§ **Problem requirements**: Return a copy of every line in the records that includes the word "page".
☆ ☆ ☆
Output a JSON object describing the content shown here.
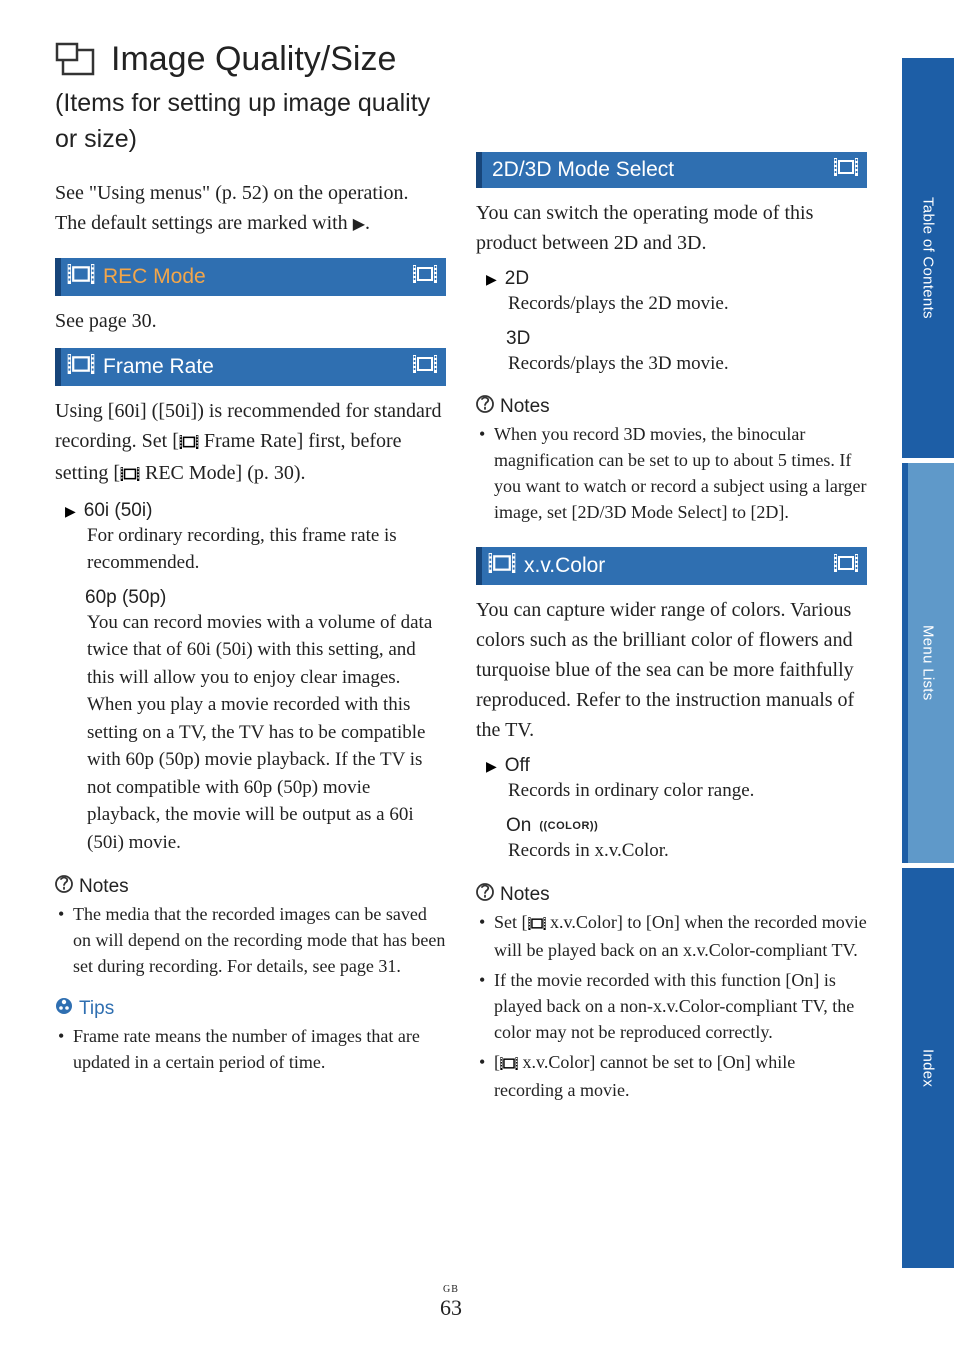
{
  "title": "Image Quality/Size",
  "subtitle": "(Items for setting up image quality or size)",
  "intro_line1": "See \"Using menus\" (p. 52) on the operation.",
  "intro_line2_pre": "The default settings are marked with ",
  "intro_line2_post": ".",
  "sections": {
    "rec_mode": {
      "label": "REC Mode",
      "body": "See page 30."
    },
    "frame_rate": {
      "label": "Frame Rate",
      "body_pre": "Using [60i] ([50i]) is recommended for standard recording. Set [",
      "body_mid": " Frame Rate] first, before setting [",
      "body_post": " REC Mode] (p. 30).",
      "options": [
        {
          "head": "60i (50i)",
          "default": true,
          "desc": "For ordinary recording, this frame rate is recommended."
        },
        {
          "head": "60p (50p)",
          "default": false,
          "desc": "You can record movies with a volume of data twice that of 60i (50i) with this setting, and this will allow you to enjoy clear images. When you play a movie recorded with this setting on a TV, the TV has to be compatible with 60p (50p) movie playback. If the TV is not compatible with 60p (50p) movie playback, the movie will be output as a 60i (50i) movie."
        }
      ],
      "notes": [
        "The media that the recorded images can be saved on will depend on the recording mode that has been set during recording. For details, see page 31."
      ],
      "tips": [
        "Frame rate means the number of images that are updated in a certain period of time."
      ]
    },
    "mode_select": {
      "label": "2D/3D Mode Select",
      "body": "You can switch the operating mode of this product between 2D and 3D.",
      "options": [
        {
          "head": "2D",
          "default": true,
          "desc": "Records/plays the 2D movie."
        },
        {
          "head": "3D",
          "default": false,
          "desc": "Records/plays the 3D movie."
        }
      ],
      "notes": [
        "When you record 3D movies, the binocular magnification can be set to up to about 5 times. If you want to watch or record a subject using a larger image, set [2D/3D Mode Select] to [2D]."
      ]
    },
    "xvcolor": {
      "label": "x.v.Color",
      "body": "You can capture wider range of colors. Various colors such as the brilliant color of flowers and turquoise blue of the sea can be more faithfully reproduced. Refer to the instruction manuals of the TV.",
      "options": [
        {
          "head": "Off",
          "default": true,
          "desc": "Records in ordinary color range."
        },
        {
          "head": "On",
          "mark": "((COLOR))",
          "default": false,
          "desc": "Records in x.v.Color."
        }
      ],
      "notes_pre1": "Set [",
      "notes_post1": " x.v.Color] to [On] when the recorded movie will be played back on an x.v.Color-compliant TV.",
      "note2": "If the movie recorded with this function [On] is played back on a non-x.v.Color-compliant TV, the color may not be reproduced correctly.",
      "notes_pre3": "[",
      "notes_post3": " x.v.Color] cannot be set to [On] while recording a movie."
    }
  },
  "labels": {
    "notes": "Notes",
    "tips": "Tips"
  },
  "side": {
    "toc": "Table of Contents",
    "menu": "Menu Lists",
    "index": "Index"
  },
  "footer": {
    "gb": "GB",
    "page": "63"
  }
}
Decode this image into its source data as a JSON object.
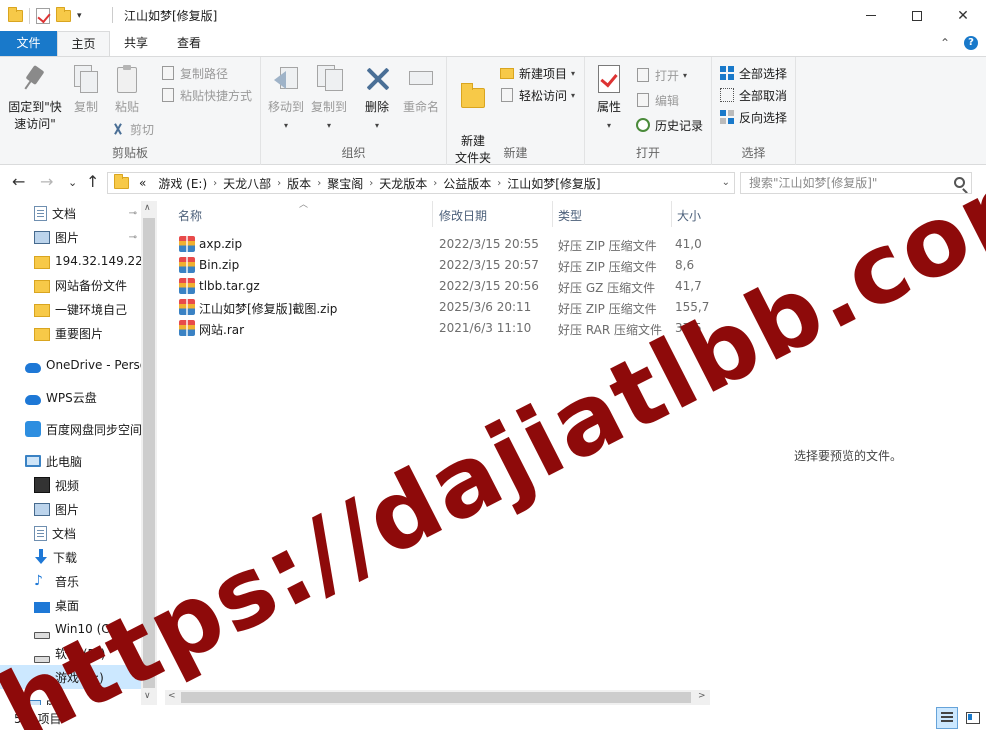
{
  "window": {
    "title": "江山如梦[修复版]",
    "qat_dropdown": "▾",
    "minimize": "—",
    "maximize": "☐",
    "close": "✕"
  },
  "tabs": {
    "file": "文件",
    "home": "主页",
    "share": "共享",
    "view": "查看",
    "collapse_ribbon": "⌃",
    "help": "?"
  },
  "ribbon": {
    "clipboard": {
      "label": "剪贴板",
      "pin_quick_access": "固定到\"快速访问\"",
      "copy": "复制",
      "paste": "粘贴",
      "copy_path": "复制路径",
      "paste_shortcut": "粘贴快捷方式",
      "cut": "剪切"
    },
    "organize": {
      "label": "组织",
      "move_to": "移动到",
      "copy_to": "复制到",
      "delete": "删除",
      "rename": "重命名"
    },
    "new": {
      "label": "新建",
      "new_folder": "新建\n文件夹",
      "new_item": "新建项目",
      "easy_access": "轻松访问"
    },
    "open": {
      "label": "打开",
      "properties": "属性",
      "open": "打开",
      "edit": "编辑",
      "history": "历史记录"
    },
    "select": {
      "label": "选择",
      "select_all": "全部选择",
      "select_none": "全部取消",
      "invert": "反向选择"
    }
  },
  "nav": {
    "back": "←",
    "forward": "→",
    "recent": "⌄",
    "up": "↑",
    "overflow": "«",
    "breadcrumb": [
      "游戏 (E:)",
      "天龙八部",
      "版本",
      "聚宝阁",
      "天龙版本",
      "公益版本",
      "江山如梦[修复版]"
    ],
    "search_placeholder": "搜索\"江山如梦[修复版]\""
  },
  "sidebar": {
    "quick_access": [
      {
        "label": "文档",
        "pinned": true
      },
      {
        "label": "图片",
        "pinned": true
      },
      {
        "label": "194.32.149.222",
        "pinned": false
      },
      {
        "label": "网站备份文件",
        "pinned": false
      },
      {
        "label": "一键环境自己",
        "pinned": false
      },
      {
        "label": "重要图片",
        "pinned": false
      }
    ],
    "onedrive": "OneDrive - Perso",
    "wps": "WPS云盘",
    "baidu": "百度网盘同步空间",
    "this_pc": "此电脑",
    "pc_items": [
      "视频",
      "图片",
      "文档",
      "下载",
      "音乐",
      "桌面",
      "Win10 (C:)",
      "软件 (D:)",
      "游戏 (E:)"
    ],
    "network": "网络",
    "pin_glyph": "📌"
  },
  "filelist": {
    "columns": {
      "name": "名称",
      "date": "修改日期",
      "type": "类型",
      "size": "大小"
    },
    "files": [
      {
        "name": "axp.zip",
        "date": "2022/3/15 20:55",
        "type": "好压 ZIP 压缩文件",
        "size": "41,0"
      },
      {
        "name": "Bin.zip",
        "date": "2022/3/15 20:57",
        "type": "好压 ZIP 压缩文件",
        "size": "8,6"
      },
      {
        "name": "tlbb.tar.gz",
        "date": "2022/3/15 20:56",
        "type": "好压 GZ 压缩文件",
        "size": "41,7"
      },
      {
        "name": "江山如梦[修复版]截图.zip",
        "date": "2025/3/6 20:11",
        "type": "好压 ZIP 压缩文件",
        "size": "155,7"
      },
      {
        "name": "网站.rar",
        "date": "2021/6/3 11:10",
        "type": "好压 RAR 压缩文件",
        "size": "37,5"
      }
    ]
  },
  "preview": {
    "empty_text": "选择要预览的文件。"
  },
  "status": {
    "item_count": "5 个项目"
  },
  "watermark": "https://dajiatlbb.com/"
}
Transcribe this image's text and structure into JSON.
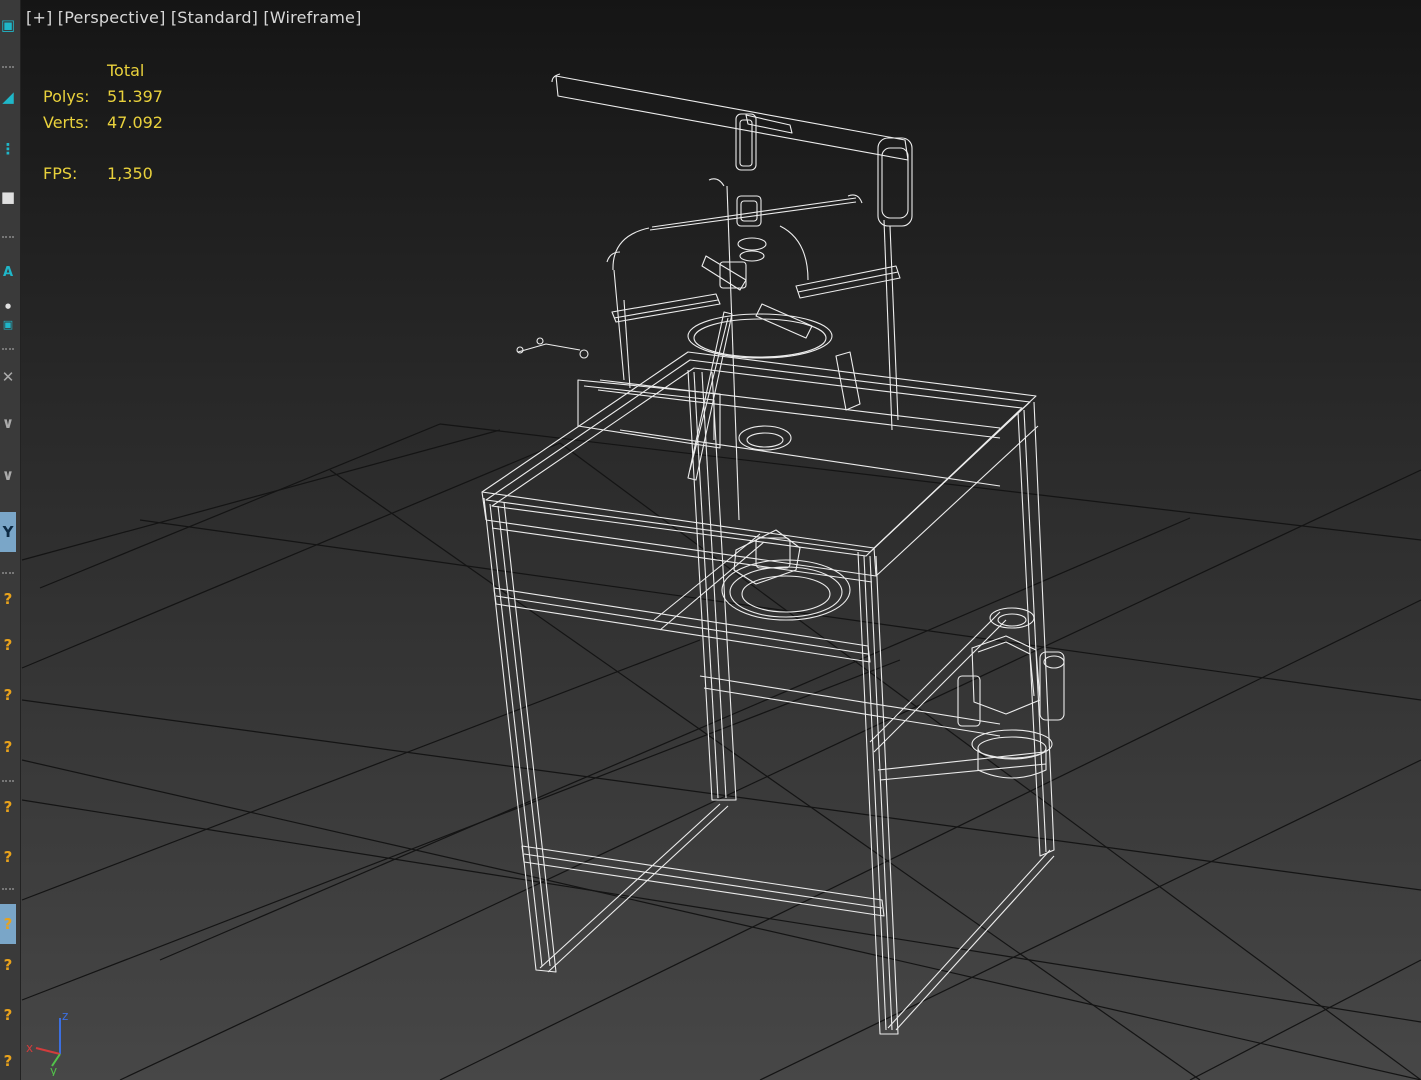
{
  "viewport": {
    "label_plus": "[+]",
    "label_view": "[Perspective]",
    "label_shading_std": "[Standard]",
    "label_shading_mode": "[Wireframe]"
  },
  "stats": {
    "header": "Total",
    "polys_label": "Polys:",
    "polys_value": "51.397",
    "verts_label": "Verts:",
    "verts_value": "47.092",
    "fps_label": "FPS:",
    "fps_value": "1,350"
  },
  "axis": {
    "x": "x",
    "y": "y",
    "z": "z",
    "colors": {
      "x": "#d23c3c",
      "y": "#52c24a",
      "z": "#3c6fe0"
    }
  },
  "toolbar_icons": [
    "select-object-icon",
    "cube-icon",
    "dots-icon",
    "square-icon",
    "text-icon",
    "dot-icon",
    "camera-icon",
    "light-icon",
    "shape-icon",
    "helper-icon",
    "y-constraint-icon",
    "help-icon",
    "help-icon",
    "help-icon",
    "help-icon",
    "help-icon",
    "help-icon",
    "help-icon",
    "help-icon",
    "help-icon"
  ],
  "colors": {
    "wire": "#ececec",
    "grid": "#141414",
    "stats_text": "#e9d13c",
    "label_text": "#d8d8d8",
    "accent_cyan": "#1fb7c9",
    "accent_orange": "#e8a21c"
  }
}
☆ ☆ ☆
§ **Correct result**:
      "body": "See page 30."
        "The media that the recorded images can be saved on will depend on the recording mode that has been set during recording. For details, see page 31."
    "page": "63"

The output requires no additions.